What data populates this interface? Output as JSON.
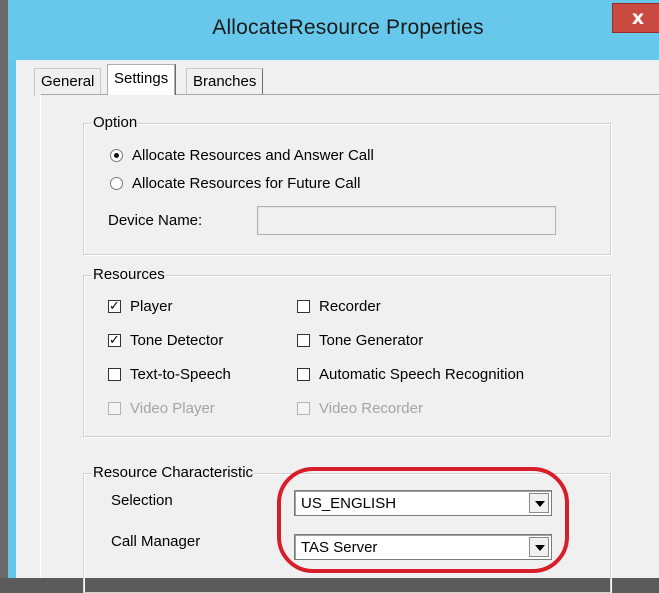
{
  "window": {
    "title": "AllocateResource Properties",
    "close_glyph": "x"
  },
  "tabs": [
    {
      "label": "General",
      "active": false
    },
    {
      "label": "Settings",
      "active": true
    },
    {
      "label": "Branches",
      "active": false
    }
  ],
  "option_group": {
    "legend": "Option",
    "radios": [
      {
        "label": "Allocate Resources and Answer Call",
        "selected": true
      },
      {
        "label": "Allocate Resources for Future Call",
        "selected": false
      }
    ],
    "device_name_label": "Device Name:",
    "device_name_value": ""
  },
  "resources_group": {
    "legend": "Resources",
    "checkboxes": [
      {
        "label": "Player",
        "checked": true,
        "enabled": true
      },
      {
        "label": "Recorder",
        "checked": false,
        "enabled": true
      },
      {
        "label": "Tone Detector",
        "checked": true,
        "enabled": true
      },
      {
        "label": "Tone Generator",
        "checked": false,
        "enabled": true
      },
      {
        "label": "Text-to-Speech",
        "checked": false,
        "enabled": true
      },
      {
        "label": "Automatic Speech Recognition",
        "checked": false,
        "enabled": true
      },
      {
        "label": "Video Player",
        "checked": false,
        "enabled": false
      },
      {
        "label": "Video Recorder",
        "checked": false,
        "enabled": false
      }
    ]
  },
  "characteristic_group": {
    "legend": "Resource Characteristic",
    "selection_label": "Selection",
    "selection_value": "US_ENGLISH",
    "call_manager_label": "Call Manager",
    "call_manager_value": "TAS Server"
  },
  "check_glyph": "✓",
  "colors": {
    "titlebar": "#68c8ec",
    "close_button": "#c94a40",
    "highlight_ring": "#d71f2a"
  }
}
....
= THE EXERCISE =
Repeat the records above verbatim, with no pictures in the result.

= CORRECT ANSWER =
What data populates this interface? Output as JSON.
{
  "window": {
    "title": "AllocateResource Properties",
    "close_glyph": "x"
  },
  "tabs": [
    {
      "label": "General",
      "active": false
    },
    {
      "label": "Settings",
      "active": true
    },
    {
      "label": "Branches",
      "active": false
    }
  ],
  "option_group": {
    "legend": "Option",
    "radios": [
      {
        "label": "Allocate Resources and Answer Call",
        "selected": true
      },
      {
        "label": "Allocate Resources for Future Call",
        "selected": false
      }
    ],
    "device_name_label": "Device Name:",
    "device_name_value": ""
  },
  "resources_group": {
    "legend": "Resources",
    "checkboxes": [
      {
        "label": "Player",
        "checked": true,
        "enabled": true
      },
      {
        "label": "Recorder",
        "checked": false,
        "enabled": true
      },
      {
        "label": "Tone Detector",
        "checked": true,
        "enabled": true
      },
      {
        "label": "Tone Generator",
        "checked": false,
        "enabled": true
      },
      {
        "label": "Text-to-Speech",
        "checked": false,
        "enabled": true
      },
      {
        "label": "Automatic Speech Recognition",
        "checked": false,
        "enabled": true
      },
      {
        "label": "Video Player",
        "checked": false,
        "enabled": false
      },
      {
        "label": "Video Recorder",
        "checked": false,
        "enabled": false
      }
    ]
  },
  "characteristic_group": {
    "legend": "Resource Characteristic",
    "selection_label": "Selection",
    "selection_value": "US_ENGLISH",
    "call_manager_label": "Call Manager",
    "call_manager_value": "TAS Server"
  },
  "check_glyph": "✓",
  "colors": {
    "titlebar": "#68c8ec",
    "close_button": "#c94a40",
    "highlight_ring": "#d71f2a"
  }
}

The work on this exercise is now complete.